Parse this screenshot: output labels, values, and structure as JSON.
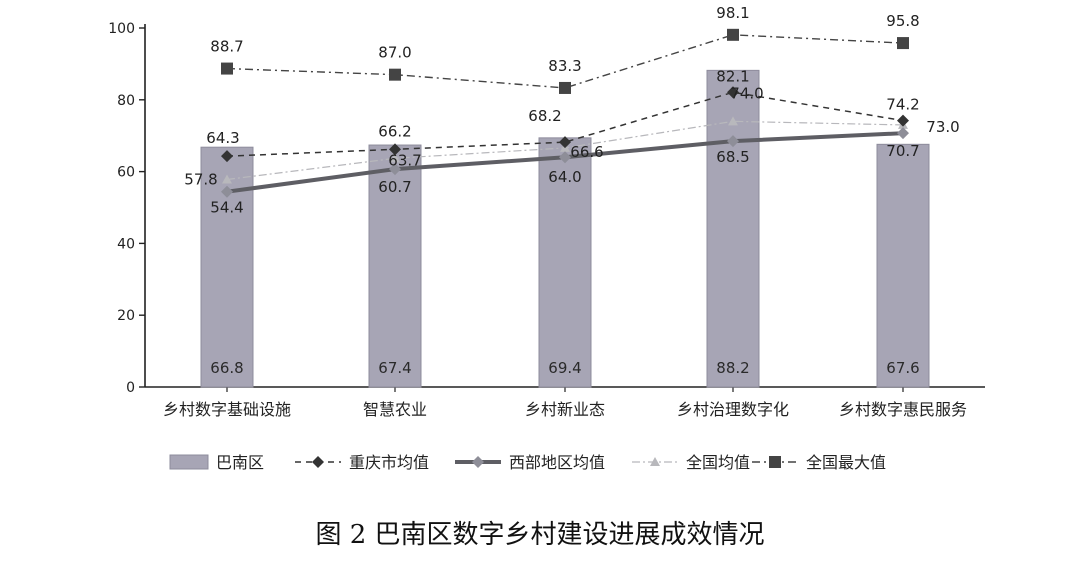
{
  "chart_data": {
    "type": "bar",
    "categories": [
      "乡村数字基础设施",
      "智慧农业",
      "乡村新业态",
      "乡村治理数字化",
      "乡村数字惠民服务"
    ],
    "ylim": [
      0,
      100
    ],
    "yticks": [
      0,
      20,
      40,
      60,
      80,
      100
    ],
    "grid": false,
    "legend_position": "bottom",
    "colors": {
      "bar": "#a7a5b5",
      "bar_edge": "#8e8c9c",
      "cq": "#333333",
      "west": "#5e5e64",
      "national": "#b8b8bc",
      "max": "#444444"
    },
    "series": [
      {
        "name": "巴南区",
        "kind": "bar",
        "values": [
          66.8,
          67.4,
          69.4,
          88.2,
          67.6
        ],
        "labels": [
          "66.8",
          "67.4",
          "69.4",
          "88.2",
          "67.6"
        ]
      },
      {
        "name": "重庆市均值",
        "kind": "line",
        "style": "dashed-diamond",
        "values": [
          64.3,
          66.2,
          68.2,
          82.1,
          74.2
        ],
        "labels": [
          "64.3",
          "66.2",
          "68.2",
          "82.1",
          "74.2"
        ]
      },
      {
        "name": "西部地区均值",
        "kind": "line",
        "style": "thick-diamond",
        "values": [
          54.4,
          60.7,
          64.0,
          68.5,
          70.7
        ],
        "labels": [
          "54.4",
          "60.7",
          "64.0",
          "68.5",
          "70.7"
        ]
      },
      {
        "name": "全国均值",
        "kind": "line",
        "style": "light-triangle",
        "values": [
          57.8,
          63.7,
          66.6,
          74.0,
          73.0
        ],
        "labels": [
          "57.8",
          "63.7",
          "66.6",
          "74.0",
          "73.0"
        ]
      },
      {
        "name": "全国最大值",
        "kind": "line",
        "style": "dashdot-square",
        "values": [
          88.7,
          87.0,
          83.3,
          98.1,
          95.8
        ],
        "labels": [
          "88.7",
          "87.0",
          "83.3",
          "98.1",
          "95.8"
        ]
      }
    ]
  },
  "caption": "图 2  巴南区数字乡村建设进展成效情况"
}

******************************

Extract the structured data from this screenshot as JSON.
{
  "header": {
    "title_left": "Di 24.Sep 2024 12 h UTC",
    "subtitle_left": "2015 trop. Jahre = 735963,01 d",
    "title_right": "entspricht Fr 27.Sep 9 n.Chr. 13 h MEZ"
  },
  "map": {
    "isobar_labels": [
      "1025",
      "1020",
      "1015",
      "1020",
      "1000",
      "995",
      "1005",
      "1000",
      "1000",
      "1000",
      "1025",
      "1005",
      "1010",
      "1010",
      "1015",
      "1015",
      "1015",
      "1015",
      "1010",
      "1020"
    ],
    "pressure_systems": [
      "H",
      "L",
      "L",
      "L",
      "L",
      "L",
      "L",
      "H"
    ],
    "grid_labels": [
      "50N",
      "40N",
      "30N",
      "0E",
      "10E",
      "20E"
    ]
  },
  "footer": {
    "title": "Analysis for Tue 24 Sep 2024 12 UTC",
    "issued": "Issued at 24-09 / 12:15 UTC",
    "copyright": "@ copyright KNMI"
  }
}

******************************

Short task ::
Which lines contain "style"? Copy each of them.

Exercise output ::
        "style": "dashed-diamond",
        "style": "thick-diamond",
        "style": "light-triangle",
        "style": "dashdot-square",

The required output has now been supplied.